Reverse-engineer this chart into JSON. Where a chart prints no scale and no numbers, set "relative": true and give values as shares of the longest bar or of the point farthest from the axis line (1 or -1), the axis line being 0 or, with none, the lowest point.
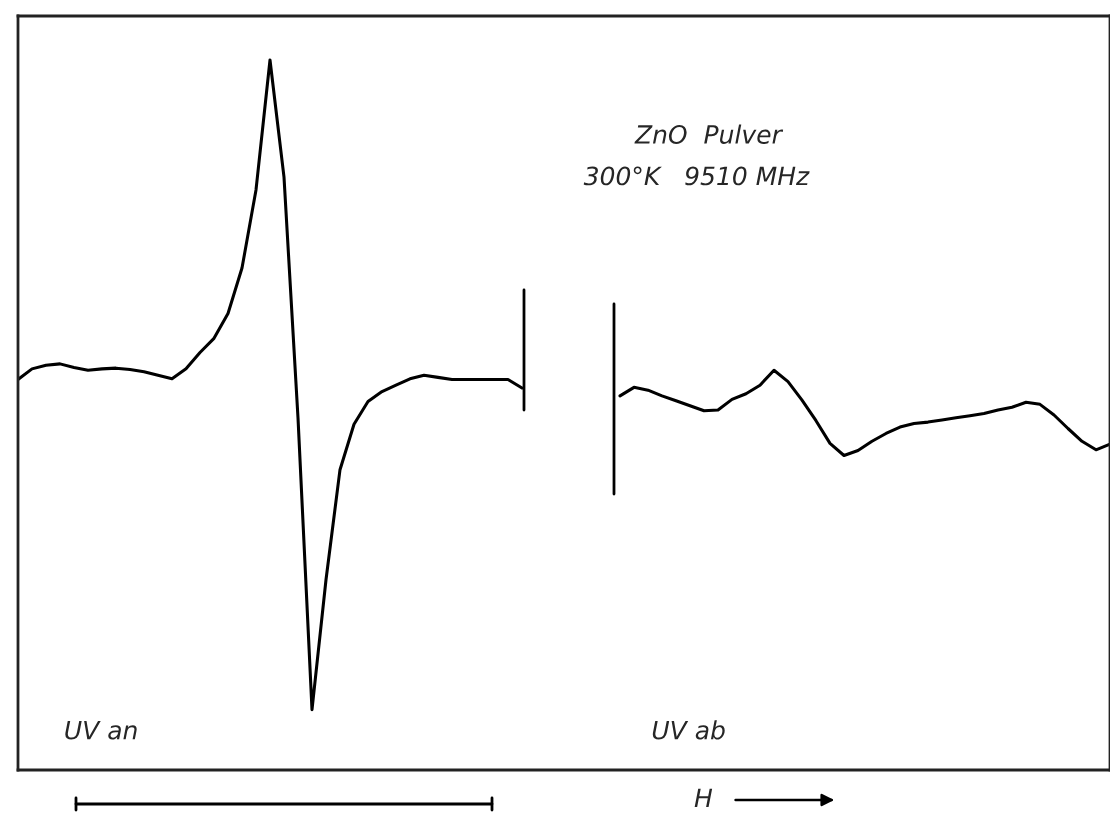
{
  "chart_data": {
    "type": "line",
    "relative": true,
    "xlabel": "H",
    "annotations": [
      "ZnO  Pulver",
      "300°K   9510 MHz",
      "UV an",
      "UV ab"
    ],
    "categories": [
      null,
      null,
      null,
      null,
      null,
      null,
      null,
      null,
      null,
      null,
      null,
      null,
      null,
      null,
      null,
      null,
      null,
      null,
      null,
      null,
      null,
      null,
      null,
      null,
      null,
      null,
      null,
      null,
      null,
      null,
      null,
      null,
      null,
      null,
      null,
      null,
      null,
      null,
      null,
      null,
      null,
      null,
      null,
      null,
      null,
      null,
      null,
      null,
      null,
      null,
      null,
      null,
      null,
      null,
      null,
      null,
      null,
      null,
      null,
      null,
      null,
      null,
      null,
      null,
      null,
      null,
      null,
      null,
      null,
      null,
      null,
      null,
      null,
      null,
      null,
      null,
      null,
      null,
      null
    ],
    "series": [
      {
        "color": "#000000",
        "values": [
          0.55,
          0.565,
          0.57,
          0.572,
          0.567,
          0.563,
          0.565,
          0.566,
          0.564,
          0.561,
          0.556,
          0.551,
          0.565,
          0.588,
          0.608,
          0.643,
          0.707,
          0.817,
          1,
          0.835,
          0.496,
          0.085,
          0.268,
          0.423,
          0.487,
          0.519,
          0.533,
          0.542,
          0.551,
          0.556,
          0.553,
          0.55,
          0.55,
          0.55,
          0.55,
          0.55,
          0.538,
          null,
          null,
          null,
          null,
          null,
          null,
          null,
          null,
          null,
          null,
          null,
          null,
          null,
          null,
          null,
          null,
          null,
          null,
          null,
          null,
          null,
          null,
          null,
          null,
          null,
          null,
          null,
          null,
          null,
          null,
          null,
          null,
          null,
          null,
          null,
          null,
          null,
          null,
          null,
          null,
          null,
          null
        ]
      },
      {
        "color": "#000000",
        "values": [
          null,
          null,
          null,
          null,
          null,
          null,
          null,
          null,
          null,
          null,
          null,
          null,
          null,
          null,
          null,
          null,
          null,
          null,
          null,
          null,
          null,
          null,
          null,
          null,
          null,
          null,
          null,
          null,
          null,
          null,
          null,
          null,
          null,
          null,
          null,
          null,
          null,
          null,
          null,
          null,
          null,
          null,
          null,
          0.527,
          0.539,
          0.535,
          0.527,
          0.52,
          0.513,
          0.506,
          0.507,
          0.522,
          0.53,
          0.542,
          0.563,
          0.547,
          0.521,
          0.492,
          0.46,
          0.443,
          0.45,
          0.463,
          0.474,
          0.483,
          0.488,
          0.49,
          0.493,
          0.496,
          0.499,
          0.502,
          0.507,
          0.511,
          0.518,
          0.515,
          0.5,
          0.481,
          0.463,
          0.451,
          0.459
        ]
      }
    ]
  }
}
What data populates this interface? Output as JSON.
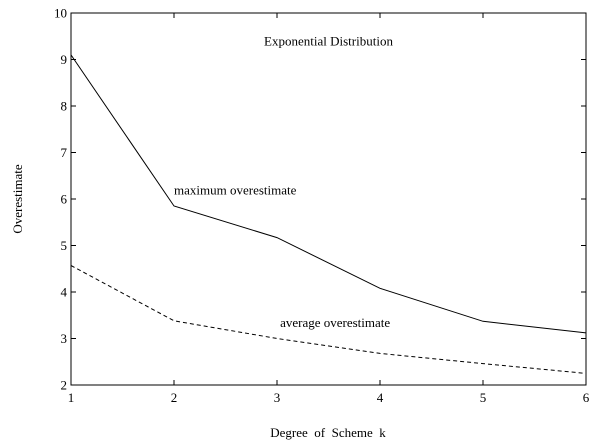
{
  "chart_data": {
    "type": "line",
    "title": "",
    "xlabel": "Degree  of  Scheme  k",
    "ylabel": "Overestimate",
    "xlim": [
      1,
      6
    ],
    "ylim": [
      2,
      10
    ],
    "xticks": [
      1,
      2,
      3,
      4,
      5,
      6
    ],
    "yticks": [
      2,
      3,
      4,
      5,
      6,
      7,
      8,
      9,
      10
    ],
    "grid": false,
    "legend": "none",
    "x": [
      1,
      2,
      3,
      4,
      5,
      6
    ],
    "series": [
      {
        "name": "maximum overestimate",
        "values": [
          9.1,
          5.85,
          5.17,
          4.08,
          3.37,
          3.12
        ],
        "style": "solid",
        "color": "#000000"
      },
      {
        "name": "average overestimate",
        "values": [
          4.57,
          3.38,
          3.0,
          2.68,
          2.46,
          2.25
        ],
        "style": "dashed",
        "color": "#000000"
      }
    ],
    "annotations": [
      {
        "text": "Exponential Distribution",
        "x": 3.5,
        "y": 9.3
      },
      {
        "text": "maximum overestimate",
        "x": 2.0,
        "y": 6.1
      },
      {
        "text": "average overestimate",
        "x": 3.03,
        "y": 3.25
      }
    ]
  }
}
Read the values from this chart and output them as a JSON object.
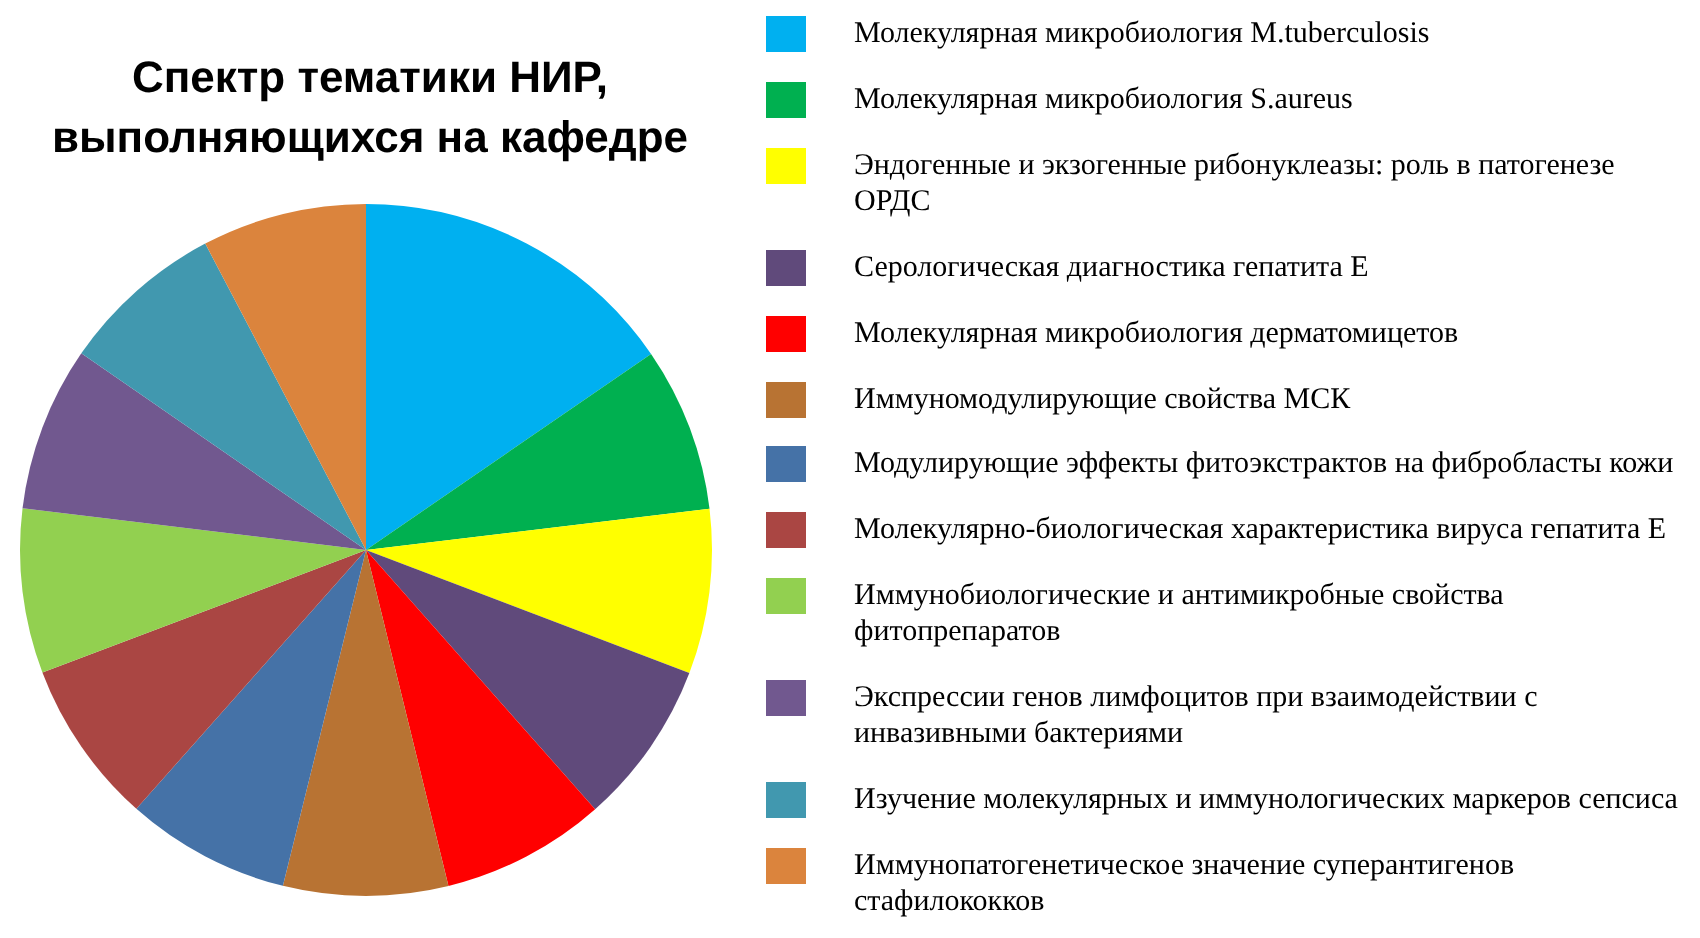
*****
**Exercise prompt:**
Print the whole listing above once more, word for word, without its pictures.

**Solution to this problem:**
Reverse-engineer this chart into JSON. Where a chart prints no scale and no numbers, set "relative": true and give values as shares of the longest bar or of the point farthest from the axis line (1 or -1), the axis line being 0 or, with none, the lowest point.
{
  "chart_data": {
    "type": "line",
    "relative": true,
    "xlabel": "H",
    "annotations": [
      "ZnO  Pulver",
      "300°K   9510 MHz",
      "UV an",
      "UV ab"
    ],
    "categories": [
      null,
      null,
      null,
      null,
      null,
      null,
      null,
      null,
      null,
      null,
      null,
      null,
      null,
      null,
      null,
      null,
      null,
      null,
      null,
      null,
      null,
      null,
      null,
      null,
      null,
      null,
      null,
      null,
      null,
      null,
      null,
      null,
      null,
      null,
      null,
      null,
      null,
      null,
      null,
      null,
      null,
      null,
      null,
      null,
      null,
      null,
      null,
      null,
      null,
      null,
      null,
      null,
      null,
      null,
      null,
      null,
      null,
      null,
      null,
      null,
      null,
      null,
      null,
      null,
      null,
      null,
      null,
      null,
      null,
      null,
      null,
      null,
      null,
      null,
      null,
      null,
      null,
      null,
      null
    ],
    "series": [
      {
        "color": "#000000",
        "values": [
          0.55,
          0.565,
          0.57,
          0.572,
          0.567,
          0.563,
          0.565,
          0.566,
          0.564,
          0.561,
          0.556,
          0.551,
          0.565,
          0.588,
          0.608,
          0.643,
          0.707,
          0.817,
          1,
          0.835,
          0.496,
          0.085,
          0.268,
          0.423,
          0.487,
          0.519,
          0.533,
          0.542,
          0.551,
          0.556,
          0.553,
          0.55,
          0.55,
          0.55,
          0.55,
          0.55,
          0.538,
          null,
          null,
          null,
          null,
          null,
          null,
          null,
          null,
          null,
          null,
          null,
          null,
          null,
          null,
          null,
          null,
          null,
          null,
          null,
          null,
          null,
          null,
          null,
          null,
          null,
          null,
          null,
          null,
          null,
          null,
          null,
          null,
          null,
          null,
          null,
          null,
          null,
          null,
          null,
          null,
          null,
          null
        ]
      },
      {
        "color": "#000000",
        "values": [
          null,
          null,
          null,
          null,
          null,
          null,
          null,
          null,
          null,
          null,
          null,
          null,
          null,
          null,
          null,
          null,
          null,
          null,
          null,
          null,
          null,
          null,
          null,
          null,
          null,
          null,
          null,
          null,
          null,
          null,
          null,
          null,
          null,
          null,
          null,
          null,
          null,
          null,
          null,
          null,
          null,
          null,
          null,
          0.527,
          0.539,
          0.535,
          0.527,
          0.52,
          0.513,
          0.506,
          0.507,
          0.522,
          0.53,
          0.542,
          0.563,
          0.547,
          0.521,
          0.492,
          0.46,
          0.443,
          0.45,
          0.463,
          0.474,
          0.483,
          0.488,
          0.49,
          0.493,
          0.496,
          0.499,
          0.502,
          0.507,
          0.511,
          0.518,
          0.515,
          0.5,
          0.481,
          0.463,
          0.451,
          0.459
        ]
      }
    ]
  }
}
What data populates this interface? Output as JSON.
{
  "chart_data": {
    "type": "line",
    "title": "",
    "xlabel": "Degree  of  Scheme  k",
    "ylabel": "Overestimate",
    "xlim": [
      1,
      6
    ],
    "ylim": [
      2,
      10
    ],
    "xticks": [
      1,
      2,
      3,
      4,
      5,
      6
    ],
    "yticks": [
      2,
      3,
      4,
      5,
      6,
      7,
      8,
      9,
      10
    ],
    "grid": false,
    "legend": "none",
    "x": [
      1,
      2,
      3,
      4,
      5,
      6
    ],
    "series": [
      {
        "name": "maximum overestimate",
        "values": [
          9.1,
          5.85,
          5.17,
          4.08,
          3.37,
          3.12
        ],
        "style": "solid",
        "color": "#000000"
      },
      {
        "name": "average overestimate",
        "values": [
          4.57,
          3.38,
          3.0,
          2.68,
          2.46,
          2.25
        ],
        "style": "dashed",
        "color": "#000000"
      }
    ],
    "annotations": [
      {
        "text": "Exponential Distribution",
        "x": 3.5,
        "y": 9.3
      },
      {
        "text": "maximum overestimate",
        "x": 2.0,
        "y": 6.1
      },
      {
        "text": "average overestimate",
        "x": 3.03,
        "y": 3.25
      }
    ]
  }
}
Read the values from this chart and output them as a JSON object.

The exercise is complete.